Output all lines exactly.

— Begin STORED DATA —

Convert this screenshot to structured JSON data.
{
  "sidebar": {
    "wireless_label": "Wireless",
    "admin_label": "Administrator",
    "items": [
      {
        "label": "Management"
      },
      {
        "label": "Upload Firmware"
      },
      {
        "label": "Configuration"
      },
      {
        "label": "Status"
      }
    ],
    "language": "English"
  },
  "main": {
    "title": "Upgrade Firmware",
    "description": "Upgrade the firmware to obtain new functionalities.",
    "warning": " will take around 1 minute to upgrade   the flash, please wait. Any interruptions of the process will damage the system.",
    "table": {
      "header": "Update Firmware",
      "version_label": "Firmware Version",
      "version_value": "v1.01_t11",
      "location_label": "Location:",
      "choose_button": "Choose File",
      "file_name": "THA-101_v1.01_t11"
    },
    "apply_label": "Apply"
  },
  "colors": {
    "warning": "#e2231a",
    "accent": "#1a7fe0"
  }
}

— End STORED DATA —

### FULL RESPONSE
Convert this screenshot to structured JSON data.
{
  "sidebar": {
    "wireless_label": "Wireless",
    "admin_label": "Administrator",
    "items": [
      {
        "label": "Management"
      },
      {
        "label": "Upload Firmware"
      },
      {
        "label": "Configuration"
      },
      {
        "label": "Status"
      }
    ],
    "language": "English"
  },
  "main": {
    "title": "Upgrade Firmware",
    "description": "Upgrade the firmware to obtain new functionalities.",
    "warning": " will take around 1 minute to upgrade   the flash, please wait. Any interruptions of the process will damage the system.",
    "table": {
      "header": "Update Firmware",
      "version_label": "Firmware Version",
      "version_value": "v1.01_t11",
      "location_label": "Location:",
      "choose_button": "Choose File",
      "file_name": "THA-101_v1.01_t11"
    },
    "apply_label": "Apply"
  },
  "colors": {
    "warning": "#e2231a",
    "accent": "#1a7fe0"
  }
}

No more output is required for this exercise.